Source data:
****************
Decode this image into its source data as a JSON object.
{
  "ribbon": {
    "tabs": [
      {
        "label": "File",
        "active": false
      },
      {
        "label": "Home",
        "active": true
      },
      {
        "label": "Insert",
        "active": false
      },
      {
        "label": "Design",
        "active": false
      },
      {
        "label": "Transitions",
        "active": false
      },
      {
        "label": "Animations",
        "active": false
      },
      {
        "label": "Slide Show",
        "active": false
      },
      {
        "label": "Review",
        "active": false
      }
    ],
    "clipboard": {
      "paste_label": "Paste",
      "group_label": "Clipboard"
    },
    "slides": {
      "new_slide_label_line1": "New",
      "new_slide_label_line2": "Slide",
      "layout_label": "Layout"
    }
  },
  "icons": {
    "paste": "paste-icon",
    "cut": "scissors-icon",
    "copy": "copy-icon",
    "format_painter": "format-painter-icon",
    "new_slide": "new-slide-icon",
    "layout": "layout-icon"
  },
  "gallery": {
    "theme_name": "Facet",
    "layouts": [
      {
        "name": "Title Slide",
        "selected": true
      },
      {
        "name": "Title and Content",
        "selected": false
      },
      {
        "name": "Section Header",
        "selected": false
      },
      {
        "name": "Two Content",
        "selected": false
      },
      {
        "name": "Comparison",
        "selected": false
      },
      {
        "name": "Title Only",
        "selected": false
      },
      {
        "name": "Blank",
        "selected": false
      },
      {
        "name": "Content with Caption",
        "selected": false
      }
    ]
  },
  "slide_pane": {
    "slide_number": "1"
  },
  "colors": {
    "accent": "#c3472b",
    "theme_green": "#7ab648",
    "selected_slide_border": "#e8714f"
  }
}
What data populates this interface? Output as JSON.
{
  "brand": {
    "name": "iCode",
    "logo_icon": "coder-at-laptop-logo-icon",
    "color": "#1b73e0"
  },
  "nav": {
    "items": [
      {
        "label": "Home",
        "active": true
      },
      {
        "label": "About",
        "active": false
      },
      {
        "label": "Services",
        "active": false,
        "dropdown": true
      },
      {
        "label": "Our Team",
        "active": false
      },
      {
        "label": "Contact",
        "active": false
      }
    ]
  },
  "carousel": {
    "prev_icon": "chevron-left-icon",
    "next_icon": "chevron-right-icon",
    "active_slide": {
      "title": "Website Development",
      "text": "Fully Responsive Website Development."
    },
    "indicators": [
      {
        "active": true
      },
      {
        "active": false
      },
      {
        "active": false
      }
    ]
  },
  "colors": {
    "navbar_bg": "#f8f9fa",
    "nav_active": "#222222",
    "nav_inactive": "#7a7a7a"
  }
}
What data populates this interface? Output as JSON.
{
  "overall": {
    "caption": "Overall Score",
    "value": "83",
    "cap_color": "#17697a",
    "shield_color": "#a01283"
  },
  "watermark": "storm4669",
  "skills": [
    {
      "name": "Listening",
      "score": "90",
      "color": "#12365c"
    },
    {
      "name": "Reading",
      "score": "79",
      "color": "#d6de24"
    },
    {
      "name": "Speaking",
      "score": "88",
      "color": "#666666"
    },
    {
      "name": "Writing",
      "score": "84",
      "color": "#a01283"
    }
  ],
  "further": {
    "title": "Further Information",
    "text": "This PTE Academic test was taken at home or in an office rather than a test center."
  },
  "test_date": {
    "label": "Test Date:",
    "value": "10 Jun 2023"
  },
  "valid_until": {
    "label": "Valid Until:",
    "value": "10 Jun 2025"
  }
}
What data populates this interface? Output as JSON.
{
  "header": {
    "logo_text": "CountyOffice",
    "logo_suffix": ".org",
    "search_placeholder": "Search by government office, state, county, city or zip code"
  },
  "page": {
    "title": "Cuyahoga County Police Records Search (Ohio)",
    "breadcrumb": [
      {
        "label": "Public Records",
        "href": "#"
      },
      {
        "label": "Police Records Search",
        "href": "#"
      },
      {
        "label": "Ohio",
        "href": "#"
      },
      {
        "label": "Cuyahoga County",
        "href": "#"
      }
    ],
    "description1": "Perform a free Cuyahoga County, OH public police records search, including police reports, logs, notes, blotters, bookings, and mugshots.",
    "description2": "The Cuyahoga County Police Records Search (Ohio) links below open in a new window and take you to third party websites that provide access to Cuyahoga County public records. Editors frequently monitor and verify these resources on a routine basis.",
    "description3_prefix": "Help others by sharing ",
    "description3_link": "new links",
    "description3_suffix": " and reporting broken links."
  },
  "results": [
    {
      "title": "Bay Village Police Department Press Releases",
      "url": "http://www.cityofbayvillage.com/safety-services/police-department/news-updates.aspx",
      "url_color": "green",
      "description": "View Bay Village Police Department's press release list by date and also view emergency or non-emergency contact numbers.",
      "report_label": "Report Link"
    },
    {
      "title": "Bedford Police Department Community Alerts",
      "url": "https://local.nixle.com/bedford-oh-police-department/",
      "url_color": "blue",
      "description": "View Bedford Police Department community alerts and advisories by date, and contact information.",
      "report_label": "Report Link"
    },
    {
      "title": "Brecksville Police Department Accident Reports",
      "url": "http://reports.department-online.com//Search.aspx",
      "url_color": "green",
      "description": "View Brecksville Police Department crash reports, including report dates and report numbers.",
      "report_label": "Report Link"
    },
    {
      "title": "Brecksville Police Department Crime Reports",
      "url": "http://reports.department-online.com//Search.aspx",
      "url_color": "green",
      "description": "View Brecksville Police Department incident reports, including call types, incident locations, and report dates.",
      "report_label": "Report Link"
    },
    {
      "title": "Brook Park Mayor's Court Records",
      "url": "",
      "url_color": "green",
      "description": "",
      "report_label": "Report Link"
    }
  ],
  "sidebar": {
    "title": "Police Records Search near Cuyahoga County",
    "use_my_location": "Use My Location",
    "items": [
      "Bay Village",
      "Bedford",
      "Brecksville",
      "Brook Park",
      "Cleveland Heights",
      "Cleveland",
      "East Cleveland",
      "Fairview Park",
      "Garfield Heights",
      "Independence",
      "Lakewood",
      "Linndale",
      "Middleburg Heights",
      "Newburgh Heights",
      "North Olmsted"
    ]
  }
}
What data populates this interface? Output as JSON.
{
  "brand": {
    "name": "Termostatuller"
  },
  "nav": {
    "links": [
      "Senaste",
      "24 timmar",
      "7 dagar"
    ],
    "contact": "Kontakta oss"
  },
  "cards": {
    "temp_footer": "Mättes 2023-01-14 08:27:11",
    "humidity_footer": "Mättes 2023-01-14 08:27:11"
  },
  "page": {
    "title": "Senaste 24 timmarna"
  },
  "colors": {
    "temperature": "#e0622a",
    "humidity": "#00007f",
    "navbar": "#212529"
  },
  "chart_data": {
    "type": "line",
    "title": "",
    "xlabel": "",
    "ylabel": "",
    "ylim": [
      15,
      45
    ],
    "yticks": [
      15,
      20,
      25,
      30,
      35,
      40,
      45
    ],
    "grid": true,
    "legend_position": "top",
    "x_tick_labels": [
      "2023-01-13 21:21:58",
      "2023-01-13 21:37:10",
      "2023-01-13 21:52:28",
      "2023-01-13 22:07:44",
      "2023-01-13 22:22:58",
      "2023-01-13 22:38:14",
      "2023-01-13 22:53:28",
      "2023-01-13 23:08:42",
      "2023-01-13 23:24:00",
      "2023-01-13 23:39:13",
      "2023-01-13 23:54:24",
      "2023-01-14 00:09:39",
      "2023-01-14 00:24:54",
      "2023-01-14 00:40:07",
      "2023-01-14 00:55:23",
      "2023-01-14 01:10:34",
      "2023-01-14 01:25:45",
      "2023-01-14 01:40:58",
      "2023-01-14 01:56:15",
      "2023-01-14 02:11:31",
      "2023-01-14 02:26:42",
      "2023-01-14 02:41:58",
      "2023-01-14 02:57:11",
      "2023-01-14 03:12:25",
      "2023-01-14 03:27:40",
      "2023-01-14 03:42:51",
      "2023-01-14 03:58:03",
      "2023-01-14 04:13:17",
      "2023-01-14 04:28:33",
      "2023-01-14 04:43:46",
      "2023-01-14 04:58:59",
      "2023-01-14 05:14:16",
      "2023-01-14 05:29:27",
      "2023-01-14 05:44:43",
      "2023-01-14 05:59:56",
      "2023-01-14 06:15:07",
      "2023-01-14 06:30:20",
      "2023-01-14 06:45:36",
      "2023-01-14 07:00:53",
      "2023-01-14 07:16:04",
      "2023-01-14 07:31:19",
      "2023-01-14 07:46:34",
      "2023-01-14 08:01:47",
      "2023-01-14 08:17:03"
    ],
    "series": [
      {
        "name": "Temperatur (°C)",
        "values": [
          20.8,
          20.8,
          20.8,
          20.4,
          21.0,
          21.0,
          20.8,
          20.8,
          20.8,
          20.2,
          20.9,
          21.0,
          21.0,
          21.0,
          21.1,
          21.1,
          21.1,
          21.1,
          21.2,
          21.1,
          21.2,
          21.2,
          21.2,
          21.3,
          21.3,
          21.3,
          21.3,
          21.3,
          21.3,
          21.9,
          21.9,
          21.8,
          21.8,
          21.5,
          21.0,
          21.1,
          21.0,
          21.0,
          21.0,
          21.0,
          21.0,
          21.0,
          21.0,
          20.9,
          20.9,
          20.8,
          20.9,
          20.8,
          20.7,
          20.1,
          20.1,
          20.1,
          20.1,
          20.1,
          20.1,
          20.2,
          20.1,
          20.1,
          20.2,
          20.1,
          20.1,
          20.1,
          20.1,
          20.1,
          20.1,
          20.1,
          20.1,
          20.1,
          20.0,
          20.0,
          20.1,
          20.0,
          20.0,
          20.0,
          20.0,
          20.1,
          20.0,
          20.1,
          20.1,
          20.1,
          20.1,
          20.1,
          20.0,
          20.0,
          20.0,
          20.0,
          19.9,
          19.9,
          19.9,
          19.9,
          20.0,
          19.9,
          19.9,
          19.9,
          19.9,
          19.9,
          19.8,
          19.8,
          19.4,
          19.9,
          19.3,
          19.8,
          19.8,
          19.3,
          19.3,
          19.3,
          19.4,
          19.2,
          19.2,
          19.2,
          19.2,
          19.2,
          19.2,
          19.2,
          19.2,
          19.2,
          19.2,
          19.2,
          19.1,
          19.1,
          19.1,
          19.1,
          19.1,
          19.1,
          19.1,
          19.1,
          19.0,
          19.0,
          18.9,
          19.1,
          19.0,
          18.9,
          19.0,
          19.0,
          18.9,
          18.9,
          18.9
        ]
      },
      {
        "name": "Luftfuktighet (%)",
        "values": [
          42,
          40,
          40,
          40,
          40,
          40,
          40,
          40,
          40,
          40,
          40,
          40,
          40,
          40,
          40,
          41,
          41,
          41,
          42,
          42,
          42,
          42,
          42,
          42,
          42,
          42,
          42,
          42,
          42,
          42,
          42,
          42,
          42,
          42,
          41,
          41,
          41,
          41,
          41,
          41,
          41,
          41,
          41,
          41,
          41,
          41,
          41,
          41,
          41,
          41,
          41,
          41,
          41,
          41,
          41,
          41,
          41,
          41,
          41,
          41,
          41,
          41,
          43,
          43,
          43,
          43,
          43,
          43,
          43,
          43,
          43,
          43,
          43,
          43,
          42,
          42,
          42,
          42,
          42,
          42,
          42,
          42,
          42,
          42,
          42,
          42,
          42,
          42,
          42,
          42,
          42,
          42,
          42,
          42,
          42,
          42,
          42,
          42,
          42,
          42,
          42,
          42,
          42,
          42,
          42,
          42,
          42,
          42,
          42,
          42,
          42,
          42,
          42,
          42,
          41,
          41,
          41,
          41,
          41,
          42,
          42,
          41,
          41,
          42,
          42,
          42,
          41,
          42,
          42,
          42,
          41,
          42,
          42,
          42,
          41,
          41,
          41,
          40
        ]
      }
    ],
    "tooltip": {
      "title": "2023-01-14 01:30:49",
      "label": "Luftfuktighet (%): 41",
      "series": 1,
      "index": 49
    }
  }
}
****************
Of all the lines above, how many contain the word "Luftfuktighet"? Answer with only the number.

**SOLUTION TO THIS EXERCISE**
2